_Your instructions:_ Below are the records. Gather each line that holds "翘起屁股".

Saved entries

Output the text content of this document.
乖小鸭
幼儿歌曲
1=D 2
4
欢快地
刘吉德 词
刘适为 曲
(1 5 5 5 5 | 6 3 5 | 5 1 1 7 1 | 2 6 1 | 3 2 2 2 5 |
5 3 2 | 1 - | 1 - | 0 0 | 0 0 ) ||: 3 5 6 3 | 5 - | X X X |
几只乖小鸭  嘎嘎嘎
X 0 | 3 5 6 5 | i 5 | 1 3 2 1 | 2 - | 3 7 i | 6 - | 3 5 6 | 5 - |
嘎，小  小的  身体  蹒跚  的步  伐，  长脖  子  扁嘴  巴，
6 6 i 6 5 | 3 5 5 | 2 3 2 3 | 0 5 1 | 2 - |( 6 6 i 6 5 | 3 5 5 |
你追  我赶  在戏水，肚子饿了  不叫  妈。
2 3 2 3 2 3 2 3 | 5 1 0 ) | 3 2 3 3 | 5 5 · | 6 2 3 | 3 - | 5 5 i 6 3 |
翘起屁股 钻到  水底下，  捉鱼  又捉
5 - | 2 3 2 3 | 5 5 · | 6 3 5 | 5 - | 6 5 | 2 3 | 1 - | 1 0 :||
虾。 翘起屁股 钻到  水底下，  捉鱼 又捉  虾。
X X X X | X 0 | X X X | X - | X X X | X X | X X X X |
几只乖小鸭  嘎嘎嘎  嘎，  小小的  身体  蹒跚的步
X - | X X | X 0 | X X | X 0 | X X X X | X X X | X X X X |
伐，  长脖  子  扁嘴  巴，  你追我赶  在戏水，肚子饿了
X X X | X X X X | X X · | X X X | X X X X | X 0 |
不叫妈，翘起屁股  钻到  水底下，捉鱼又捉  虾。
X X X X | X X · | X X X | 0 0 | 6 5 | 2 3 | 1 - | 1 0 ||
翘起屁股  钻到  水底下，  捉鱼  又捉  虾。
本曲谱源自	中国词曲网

_Answer to the problem:_
翘起屁股 钻到  水底下，  捉鱼  又捉
虾。 翘起屁股 钻到  水底下，  捉鱼 又捉  虾。
不叫妈，翘起屁股  钻到  水底下，捉鱼又捉  虾。
翘起屁股  钻到  水底下，  捉鱼  又捉  虾。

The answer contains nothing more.